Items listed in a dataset
--*--

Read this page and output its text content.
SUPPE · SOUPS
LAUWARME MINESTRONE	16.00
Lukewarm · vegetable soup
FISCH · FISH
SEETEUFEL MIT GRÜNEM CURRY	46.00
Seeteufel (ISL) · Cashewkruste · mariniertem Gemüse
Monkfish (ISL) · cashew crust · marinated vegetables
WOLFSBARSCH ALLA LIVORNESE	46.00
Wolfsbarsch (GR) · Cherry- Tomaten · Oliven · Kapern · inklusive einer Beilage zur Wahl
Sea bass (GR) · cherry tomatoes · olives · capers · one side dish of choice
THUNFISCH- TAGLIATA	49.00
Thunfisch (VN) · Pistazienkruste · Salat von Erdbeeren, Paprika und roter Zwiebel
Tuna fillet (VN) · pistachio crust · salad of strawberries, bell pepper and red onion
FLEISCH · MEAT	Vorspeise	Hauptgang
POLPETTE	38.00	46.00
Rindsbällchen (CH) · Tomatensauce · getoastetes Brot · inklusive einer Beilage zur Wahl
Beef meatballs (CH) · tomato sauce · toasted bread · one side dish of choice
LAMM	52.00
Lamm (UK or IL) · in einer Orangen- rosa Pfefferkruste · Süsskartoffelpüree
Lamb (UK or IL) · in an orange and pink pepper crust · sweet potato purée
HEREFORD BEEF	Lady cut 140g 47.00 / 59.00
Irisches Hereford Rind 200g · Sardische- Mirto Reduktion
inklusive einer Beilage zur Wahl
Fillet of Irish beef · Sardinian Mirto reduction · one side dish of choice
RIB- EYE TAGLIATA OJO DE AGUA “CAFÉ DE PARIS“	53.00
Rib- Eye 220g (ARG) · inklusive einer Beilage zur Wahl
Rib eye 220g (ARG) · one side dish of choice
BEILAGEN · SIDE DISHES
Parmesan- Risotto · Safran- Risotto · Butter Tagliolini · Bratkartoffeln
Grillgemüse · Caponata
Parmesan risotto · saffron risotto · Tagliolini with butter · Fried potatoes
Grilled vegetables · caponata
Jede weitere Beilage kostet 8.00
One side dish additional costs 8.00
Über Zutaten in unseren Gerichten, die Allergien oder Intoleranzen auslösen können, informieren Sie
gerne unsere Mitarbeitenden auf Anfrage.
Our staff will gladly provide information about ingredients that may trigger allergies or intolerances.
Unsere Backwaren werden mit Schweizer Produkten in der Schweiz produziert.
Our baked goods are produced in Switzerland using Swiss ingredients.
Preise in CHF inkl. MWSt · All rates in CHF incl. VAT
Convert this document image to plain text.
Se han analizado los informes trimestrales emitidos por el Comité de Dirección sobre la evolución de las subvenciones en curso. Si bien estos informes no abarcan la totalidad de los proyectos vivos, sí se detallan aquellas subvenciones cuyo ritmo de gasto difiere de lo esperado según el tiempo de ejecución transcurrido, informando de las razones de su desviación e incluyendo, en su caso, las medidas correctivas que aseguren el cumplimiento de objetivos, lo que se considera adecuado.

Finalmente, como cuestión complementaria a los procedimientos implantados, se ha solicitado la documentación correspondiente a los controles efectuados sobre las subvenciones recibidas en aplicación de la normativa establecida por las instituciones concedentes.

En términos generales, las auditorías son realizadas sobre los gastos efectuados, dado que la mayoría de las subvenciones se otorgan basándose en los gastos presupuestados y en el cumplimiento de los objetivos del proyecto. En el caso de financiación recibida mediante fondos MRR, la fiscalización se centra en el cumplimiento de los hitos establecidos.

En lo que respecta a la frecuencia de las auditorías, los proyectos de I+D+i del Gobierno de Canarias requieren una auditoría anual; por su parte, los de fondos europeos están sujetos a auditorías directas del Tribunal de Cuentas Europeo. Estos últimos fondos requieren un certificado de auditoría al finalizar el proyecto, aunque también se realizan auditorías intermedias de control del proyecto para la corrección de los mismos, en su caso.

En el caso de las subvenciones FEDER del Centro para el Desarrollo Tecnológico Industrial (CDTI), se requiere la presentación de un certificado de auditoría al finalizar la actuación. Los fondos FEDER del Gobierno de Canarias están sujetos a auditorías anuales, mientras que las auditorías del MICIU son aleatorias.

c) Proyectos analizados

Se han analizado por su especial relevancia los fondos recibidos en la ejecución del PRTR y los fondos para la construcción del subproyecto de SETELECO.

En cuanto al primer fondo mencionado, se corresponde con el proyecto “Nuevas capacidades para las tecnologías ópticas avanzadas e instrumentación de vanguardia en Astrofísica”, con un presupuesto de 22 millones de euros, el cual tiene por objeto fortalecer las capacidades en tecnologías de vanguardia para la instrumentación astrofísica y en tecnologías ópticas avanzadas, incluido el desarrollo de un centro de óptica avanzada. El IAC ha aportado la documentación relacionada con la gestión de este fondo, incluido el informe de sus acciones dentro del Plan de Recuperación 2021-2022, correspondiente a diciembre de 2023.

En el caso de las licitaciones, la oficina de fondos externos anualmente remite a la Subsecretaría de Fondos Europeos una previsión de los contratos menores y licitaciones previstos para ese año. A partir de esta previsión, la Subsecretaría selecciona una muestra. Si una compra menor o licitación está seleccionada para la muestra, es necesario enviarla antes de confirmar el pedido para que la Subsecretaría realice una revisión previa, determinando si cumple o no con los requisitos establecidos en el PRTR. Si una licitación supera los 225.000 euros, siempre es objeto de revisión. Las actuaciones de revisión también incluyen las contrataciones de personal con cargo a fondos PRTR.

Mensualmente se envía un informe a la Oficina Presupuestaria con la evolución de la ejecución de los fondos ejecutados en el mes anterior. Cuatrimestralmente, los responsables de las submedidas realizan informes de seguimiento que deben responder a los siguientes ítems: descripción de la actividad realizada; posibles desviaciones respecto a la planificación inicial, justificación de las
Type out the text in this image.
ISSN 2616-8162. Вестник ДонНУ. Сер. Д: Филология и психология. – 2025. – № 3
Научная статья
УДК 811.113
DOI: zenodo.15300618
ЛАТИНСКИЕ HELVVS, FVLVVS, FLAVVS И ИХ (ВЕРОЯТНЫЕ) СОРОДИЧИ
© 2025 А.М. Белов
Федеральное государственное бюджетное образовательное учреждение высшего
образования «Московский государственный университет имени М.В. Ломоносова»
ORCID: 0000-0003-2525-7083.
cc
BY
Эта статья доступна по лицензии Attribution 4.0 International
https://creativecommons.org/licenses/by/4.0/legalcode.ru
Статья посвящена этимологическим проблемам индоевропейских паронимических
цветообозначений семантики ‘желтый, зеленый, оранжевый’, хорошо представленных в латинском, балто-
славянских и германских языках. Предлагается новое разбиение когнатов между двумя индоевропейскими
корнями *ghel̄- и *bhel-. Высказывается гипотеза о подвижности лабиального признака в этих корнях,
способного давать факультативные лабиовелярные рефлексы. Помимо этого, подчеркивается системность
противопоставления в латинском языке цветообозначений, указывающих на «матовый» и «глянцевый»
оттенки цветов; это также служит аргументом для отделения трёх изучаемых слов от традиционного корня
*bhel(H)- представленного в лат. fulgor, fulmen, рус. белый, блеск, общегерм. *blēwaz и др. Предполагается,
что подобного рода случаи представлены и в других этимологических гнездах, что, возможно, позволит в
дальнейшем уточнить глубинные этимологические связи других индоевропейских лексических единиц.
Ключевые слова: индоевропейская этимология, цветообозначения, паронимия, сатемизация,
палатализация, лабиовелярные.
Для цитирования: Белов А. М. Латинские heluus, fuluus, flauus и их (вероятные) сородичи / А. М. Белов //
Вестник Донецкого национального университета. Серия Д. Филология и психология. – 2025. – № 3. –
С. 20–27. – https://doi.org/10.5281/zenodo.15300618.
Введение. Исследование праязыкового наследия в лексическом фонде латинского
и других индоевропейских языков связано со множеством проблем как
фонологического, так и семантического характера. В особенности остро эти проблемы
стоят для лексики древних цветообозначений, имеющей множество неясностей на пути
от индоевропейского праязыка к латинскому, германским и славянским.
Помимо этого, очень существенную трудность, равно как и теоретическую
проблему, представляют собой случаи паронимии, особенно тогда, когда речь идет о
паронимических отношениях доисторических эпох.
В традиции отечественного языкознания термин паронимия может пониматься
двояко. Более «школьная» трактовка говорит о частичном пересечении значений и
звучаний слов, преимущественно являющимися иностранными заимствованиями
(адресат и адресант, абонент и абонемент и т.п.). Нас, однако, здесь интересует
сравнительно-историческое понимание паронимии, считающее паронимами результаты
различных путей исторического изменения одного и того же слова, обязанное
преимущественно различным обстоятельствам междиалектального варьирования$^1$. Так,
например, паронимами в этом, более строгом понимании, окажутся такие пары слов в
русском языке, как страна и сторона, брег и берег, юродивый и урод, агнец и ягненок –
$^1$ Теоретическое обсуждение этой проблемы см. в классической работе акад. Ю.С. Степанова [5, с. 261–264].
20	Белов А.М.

--*--

**Set exercise**
Copy every line of the entries above in which "Wahl" occurs.

**Finished answer**
Wolfsbarsch (GR) · Cherry- Tomaten · Oliven · Kapern · inklusive einer Beilage zur Wahl
Rindsbällchen (CH) · Tomatensauce · getoastetes Brot · inklusive einer Beilage zur Wahl
inklusive einer Beilage zur Wahl
Rib- Eye 220g (ARG) · inklusive einer Beilage zur Wahl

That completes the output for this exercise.